== DATA SECTION
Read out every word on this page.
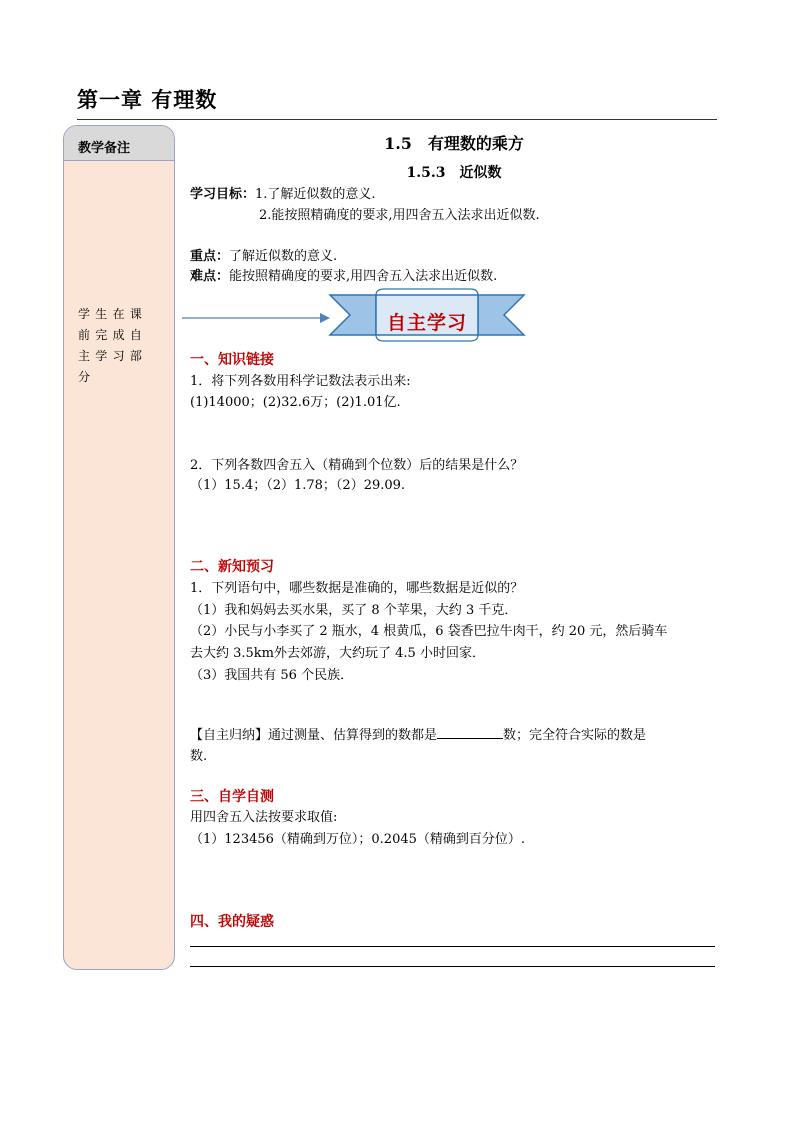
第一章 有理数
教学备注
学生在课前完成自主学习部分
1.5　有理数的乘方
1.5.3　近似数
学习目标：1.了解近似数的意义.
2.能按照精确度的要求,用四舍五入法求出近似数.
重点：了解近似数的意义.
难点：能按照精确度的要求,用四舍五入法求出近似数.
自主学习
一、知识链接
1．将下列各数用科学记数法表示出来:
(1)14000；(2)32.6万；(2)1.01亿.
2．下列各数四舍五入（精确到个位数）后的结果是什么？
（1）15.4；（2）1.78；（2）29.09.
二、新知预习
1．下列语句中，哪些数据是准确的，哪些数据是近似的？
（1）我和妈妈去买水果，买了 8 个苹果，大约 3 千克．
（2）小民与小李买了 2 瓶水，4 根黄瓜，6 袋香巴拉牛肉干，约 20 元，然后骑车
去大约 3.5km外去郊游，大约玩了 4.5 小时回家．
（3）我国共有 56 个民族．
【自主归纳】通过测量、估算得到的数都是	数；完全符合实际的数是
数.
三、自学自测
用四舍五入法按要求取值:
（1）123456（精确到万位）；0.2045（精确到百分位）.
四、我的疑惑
====
§ EXERCISE OBJECTIVE: Images in the records should not be copied. Repeat all the rest exactly.

§ EXERCISE RESPONSE:
Read out every word on this page.
第一章 有理数
教学备注
学生在课前完成自主学习部分
1.5　有理数的乘方
1.5.3　近似数
学习目标：1.了解近似数的意义.
2.能按照精确度的要求,用四舍五入法求出近似数.
重点：了解近似数的意义.
难点：能按照精确度的要求,用四舍五入法求出近似数.
自主学习
一、知识链接
1．将下列各数用科学记数法表示出来:
(1)14000；(2)32.6万；(2)1.01亿.
2．下列各数四舍五入（精确到个位数）后的结果是什么？
（1）15.4；（2）1.78；（2）29.09.
二、新知预习
1．下列语句中，哪些数据是准确的，哪些数据是近似的？
（1）我和妈妈去买水果，买了 8 个苹果，大约 3 千克．
（2）小民与小李买了 2 瓶水，4 根黄瓜，6 袋香巴拉牛肉干，约 20 元，然后骑车
去大约 3.5km外去郊游，大约玩了 4.5 小时回家．
（3）我国共有 56 个民族．
【自主归纳】通过测量、估算得到的数都是	数；完全符合实际的数是
数.
三、自学自测
用四舍五入法按要求取值:
（1）123456（精确到万位）；0.2045（精确到百分位）.
四、我的疑惑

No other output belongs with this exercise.